(Records from a data source)
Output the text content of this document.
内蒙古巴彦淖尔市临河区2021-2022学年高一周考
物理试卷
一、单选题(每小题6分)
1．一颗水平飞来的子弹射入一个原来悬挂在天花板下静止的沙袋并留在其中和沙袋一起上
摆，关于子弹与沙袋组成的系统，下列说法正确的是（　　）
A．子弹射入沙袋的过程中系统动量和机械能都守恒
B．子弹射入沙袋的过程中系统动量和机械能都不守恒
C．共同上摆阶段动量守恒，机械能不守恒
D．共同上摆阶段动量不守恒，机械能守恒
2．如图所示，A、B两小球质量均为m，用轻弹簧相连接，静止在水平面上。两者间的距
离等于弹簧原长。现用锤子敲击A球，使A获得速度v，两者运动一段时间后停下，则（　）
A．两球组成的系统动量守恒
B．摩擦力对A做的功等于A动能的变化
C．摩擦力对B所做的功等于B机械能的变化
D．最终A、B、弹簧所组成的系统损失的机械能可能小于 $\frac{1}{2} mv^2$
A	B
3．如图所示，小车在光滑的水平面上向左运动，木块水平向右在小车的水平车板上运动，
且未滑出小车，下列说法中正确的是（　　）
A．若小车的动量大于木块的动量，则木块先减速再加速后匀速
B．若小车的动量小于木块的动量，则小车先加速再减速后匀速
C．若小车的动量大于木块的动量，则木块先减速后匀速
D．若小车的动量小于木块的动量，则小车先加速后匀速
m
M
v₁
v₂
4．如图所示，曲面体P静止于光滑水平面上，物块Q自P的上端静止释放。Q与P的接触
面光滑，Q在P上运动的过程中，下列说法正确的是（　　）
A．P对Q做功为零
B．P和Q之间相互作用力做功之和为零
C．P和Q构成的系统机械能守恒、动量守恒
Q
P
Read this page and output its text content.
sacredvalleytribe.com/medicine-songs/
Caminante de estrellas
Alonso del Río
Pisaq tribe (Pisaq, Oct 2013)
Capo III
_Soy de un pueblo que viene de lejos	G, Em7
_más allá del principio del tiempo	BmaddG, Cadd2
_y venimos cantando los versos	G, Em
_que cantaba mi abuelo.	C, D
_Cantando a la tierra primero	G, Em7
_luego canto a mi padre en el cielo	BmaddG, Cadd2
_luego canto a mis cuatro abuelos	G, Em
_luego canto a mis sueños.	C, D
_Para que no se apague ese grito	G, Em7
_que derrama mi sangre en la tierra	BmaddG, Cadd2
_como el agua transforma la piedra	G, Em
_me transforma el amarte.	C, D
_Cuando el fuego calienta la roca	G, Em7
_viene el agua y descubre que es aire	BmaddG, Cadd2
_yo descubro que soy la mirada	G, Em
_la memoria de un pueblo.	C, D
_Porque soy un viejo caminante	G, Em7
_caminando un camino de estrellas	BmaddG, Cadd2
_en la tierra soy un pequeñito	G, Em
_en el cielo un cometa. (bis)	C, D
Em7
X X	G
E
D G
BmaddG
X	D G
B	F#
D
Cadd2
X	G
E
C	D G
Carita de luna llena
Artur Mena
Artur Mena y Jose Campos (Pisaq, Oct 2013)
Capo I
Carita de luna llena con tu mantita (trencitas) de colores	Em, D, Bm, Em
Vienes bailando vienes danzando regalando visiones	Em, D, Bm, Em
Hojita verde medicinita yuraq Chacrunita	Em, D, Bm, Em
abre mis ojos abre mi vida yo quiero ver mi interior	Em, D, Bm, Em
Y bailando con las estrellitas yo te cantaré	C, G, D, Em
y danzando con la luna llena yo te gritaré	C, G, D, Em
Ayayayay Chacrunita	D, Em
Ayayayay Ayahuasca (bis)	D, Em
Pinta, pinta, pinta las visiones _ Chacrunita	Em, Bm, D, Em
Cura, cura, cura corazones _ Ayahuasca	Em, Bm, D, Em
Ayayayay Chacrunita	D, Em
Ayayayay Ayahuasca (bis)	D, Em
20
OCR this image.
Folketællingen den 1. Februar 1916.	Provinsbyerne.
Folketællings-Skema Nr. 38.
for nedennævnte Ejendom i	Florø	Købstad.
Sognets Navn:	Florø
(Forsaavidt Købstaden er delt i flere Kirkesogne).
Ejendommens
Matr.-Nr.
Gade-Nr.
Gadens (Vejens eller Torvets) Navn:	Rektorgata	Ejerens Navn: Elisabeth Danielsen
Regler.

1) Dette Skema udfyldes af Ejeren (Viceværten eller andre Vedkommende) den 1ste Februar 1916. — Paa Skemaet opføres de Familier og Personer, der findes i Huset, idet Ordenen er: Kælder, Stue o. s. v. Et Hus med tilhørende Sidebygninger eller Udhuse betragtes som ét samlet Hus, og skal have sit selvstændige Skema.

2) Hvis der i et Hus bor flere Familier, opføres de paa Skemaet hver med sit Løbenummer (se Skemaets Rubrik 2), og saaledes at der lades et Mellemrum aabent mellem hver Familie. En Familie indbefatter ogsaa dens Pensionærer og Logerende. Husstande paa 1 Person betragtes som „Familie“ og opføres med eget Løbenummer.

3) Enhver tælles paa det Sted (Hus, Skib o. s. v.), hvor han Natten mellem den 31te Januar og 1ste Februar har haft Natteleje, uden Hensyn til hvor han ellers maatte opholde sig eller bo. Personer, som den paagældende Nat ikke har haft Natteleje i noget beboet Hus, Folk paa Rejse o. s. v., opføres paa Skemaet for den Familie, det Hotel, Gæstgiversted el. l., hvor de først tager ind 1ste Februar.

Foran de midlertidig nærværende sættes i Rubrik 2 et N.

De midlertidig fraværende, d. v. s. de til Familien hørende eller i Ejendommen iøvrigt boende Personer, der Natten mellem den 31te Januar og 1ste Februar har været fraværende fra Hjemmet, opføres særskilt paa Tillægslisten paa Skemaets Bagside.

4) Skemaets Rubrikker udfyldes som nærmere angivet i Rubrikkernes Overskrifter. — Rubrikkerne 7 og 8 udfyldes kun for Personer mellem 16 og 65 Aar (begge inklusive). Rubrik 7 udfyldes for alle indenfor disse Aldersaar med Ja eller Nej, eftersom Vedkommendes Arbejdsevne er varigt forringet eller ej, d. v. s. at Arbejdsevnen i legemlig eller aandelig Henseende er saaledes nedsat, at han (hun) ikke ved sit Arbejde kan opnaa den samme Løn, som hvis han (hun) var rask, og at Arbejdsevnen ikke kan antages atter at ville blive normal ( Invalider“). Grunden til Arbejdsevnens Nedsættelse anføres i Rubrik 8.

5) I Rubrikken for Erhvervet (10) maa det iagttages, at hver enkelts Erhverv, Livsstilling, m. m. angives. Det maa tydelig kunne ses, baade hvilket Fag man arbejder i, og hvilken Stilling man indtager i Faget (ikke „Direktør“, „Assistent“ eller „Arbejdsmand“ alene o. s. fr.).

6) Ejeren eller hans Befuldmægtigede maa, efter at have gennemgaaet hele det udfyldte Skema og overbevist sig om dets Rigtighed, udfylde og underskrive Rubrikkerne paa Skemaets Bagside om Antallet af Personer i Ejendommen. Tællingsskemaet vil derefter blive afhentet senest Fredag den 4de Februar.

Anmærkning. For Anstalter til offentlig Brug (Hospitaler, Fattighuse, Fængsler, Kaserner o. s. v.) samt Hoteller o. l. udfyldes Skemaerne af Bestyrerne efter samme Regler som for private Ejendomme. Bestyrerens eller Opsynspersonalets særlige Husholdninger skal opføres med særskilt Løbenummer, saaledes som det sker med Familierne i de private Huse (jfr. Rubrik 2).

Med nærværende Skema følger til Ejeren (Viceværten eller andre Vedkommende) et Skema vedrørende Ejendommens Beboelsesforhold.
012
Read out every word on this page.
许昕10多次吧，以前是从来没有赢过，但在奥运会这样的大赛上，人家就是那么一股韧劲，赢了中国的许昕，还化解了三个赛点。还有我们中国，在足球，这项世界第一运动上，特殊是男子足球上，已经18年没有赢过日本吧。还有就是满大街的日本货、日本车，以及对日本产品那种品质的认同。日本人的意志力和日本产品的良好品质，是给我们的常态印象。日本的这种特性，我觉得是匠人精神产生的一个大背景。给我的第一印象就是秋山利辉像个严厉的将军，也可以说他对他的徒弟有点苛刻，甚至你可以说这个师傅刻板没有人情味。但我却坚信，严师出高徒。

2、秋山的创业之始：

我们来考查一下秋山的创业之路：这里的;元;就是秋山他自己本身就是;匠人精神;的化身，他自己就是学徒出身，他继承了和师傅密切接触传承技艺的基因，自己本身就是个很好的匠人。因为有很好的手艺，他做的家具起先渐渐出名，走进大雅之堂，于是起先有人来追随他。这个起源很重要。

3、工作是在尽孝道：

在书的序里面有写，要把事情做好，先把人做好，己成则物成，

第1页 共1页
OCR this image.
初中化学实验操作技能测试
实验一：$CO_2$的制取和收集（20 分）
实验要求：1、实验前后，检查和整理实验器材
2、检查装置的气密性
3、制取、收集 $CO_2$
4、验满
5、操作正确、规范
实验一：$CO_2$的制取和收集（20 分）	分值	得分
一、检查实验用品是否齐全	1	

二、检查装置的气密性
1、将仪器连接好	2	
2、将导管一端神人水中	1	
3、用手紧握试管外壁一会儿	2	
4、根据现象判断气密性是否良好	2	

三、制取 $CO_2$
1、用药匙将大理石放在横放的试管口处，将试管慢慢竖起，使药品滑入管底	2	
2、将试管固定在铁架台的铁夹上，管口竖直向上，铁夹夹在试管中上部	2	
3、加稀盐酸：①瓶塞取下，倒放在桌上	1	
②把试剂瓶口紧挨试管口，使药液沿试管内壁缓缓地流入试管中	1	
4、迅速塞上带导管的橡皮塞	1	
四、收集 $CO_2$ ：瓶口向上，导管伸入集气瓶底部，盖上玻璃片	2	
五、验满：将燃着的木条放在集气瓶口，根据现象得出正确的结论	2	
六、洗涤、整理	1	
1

Description of the task: Check each line of the records above for the string "Bagside", and report every line that has it.

Solved problem:
De midlertidig fraværende, d. v. s. de til Familien hørende eller i Ejendommen iøvrigt boende Personer, der Natten mellem den 31te Januar og 1ste Februar har været fraværende fra Hjemmet, opføres særskilt paa Tillægslisten paa Skemaets Bagside.
6) Ejeren eller hans Befuldmægtigede maa, efter at have gennemgaaet hele det udfyldte Skema og overbevist sig om dets Rigtighed, udfylde og underskrive Rubrikkerne paa Skemaets Bagside om Antallet af Personer i Ejendommen. Tællingsskemaet vil derefter blive afhentet senest Fredag den 4de Februar.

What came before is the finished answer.